▶ Entries:

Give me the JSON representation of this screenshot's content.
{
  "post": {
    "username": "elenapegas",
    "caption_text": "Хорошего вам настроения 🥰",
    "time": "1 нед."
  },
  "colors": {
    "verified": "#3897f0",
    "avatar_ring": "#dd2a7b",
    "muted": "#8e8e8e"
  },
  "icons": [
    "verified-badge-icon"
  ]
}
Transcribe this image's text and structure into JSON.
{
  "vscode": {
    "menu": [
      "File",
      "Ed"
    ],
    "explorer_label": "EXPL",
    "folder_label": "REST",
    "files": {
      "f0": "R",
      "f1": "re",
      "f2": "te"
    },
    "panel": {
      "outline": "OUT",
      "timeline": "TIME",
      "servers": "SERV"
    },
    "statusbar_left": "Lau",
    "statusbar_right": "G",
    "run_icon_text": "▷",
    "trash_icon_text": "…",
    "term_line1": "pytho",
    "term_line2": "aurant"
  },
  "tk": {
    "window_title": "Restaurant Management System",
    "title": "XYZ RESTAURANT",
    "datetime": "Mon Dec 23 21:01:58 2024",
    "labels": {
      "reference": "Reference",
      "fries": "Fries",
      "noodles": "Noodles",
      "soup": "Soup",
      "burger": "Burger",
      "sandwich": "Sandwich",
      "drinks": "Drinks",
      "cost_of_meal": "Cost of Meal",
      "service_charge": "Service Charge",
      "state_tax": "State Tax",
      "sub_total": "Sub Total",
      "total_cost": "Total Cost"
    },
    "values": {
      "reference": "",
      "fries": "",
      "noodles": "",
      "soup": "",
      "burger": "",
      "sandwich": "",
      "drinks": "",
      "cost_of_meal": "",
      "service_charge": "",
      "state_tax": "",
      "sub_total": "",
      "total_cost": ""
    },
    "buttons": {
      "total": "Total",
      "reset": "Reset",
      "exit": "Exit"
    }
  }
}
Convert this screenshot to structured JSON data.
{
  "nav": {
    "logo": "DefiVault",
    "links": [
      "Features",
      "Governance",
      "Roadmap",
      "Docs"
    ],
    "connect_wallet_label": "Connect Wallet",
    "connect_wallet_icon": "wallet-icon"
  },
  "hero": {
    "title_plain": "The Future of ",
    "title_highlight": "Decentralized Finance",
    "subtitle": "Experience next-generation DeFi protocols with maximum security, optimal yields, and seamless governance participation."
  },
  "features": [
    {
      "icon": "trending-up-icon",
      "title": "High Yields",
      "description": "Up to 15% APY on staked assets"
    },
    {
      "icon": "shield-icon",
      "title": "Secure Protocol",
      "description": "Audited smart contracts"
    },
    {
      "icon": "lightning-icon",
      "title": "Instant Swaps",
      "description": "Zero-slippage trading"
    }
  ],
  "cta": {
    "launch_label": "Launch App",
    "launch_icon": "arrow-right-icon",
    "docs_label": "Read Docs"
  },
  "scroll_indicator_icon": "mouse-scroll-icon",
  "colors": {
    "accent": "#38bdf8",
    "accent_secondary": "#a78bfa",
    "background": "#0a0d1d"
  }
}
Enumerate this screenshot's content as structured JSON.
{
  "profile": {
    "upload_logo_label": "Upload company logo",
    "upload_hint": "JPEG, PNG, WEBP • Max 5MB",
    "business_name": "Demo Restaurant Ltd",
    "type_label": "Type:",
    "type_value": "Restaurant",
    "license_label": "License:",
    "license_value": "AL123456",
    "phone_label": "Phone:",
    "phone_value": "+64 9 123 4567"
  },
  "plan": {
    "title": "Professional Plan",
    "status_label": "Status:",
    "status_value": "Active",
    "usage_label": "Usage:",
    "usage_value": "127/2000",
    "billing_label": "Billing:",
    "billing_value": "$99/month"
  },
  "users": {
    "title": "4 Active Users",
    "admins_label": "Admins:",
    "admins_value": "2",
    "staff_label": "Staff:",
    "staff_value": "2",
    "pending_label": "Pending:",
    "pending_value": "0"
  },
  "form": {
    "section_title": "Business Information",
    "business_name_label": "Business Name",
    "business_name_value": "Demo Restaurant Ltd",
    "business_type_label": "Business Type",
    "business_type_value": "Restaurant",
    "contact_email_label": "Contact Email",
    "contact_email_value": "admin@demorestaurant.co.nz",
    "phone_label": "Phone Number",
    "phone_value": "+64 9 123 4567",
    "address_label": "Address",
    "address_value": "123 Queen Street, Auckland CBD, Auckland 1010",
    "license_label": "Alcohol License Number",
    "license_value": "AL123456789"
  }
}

▶ Request:
Write the entries again, exactly as they stand.

▶ Exercise solution:
Give me the JSON representation of this screenshot's content.
{
  "post": {
    "username": "elenapegas",
    "caption_text": "Хорошего вам настроения 🥰",
    "time": "1 нед."
  },
  "colors": {
    "verified": "#3897f0",
    "avatar_ring": "#dd2a7b",
    "muted": "#8e8e8e"
  },
  "icons": [
    "verified-badge-icon"
  ]
}
Transcribe this image's text and structure into JSON.
{
  "vscode": {
    "menu": [
      "File",
      "Ed"
    ],
    "explorer_label": "EXPL",
    "folder_label": "REST",
    "files": {
      "f0": "R",
      "f1": "re",
      "f2": "te"
    },
    "panel": {
      "outline": "OUT",
      "timeline": "TIME",
      "servers": "SERV"
    },
    "statusbar_left": "Lau",
    "statusbar_right": "G",
    "run_icon_text": "▷",
    "trash_icon_text": "…",
    "term_line1": "pytho",
    "term_line2": "aurant"
  },
  "tk": {
    "window_title": "Restaurant Management System",
    "title": "XYZ RESTAURANT",
    "datetime": "Mon Dec 23 21:01:58 2024",
    "labels": {
      "reference": "Reference",
      "fries": "Fries",
      "noodles": "Noodles",
      "soup": "Soup",
      "burger": "Burger",
      "sandwich": "Sandwich",
      "drinks": "Drinks",
      "cost_of_meal": "Cost of Meal",
      "service_charge": "Service Charge",
      "state_tax": "State Tax",
      "sub_total": "Sub Total",
      "total_cost": "Total Cost"
    },
    "values": {
      "reference": "",
      "fries": "",
      "noodles": "",
      "soup": "",
      "burger": "",
      "sandwich": "",
      "drinks": "",
      "cost_of_meal": "",
      "service_charge": "",
      "state_tax": "",
      "sub_total": "",
      "total_cost": ""
    },
    "buttons": {
      "total": "Total",
      "reset": "Reset",
      "exit": "Exit"
    }
  }
}
Convert this screenshot to structured JSON data.
{
  "nav": {
    "logo": "DefiVault",
    "links": [
      "Features",
      "Governance",
      "Roadmap",
      "Docs"
    ],
    "connect_wallet_label": "Connect Wallet",
    "connect_wallet_icon": "wallet-icon"
  },
  "hero": {
    "title_plain": "The Future of ",
    "title_highlight": "Decentralized Finance",
    "subtitle": "Experience next-generation DeFi protocols with maximum security, optimal yields, and seamless governance participation."
  },
  "features": [
    {
      "icon": "trending-up-icon",
      "title": "High Yields",
      "description": "Up to 15% APY on staked assets"
    },
    {
      "icon": "shield-icon",
      "title": "Secure Protocol",
      "description": "Audited smart contracts"
    },
    {
      "icon": "lightning-icon",
      "title": "Instant Swaps",
      "description": "Zero-slippage trading"
    }
  ],
  "cta": {
    "launch_label": "Launch App",
    "launch_icon": "arrow-right-icon",
    "docs_label": "Read Docs"
  },
  "scroll_indicator_icon": "mouse-scroll-icon",
  "colors": {
    "accent": "#38bdf8",
    "accent_secondary": "#a78bfa",
    "background": "#0a0d1d"
  }
}
Enumerate this screenshot's content as structured JSON.
{
  "profile": {
    "upload_logo_label": "Upload company logo",
    "upload_hint": "JPEG, PNG, WEBP • Max 5MB",
    "business_name": "Demo Restaurant Ltd",
    "type_label": "Type:",
    "type_value": "Restaurant",
    "license_label": "License:",
    "license_value": "AL123456",
    "phone_label": "Phone:",
    "phone_value": "+64 9 123 4567"
  },
  "plan": {
    "title": "Professional Plan",
    "status_label": "Status:",
    "status_value": "Active",
    "usage_label": "Usage:",
    "usage_value": "127/2000",
    "billing_label": "Billing:",
    "billing_value": "$99/month"
  },
  "users": {
    "title": "4 Active Users",
    "admins_label": "Admins:",
    "admins_value": "2",
    "staff_label": "Staff:",
    "staff_value": "2",
    "pending_label": "Pending:",
    "pending_value": "0"
  },
  "form": {
    "section_title": "Business Information",
    "business_name_label": "Business Name",
    "business_name_value": "Demo Restaurant Ltd",
    "business_type_label": "Business Type",
    "business_type_value": "Restaurant",
    "contact_email_label": "Contact Email",
    "contact_email_value": "admin@demorestaurant.co.nz",
    "phone_label": "Phone Number",
    "phone_value": "+64 9 123 4567",
    "address_label": "Address",
    "address_value": "123 Queen Street, Auckland CBD, Auckland 1010",
    "license_label": "Alcohol License Number",
    "license_value": "AL123456789"
  }
}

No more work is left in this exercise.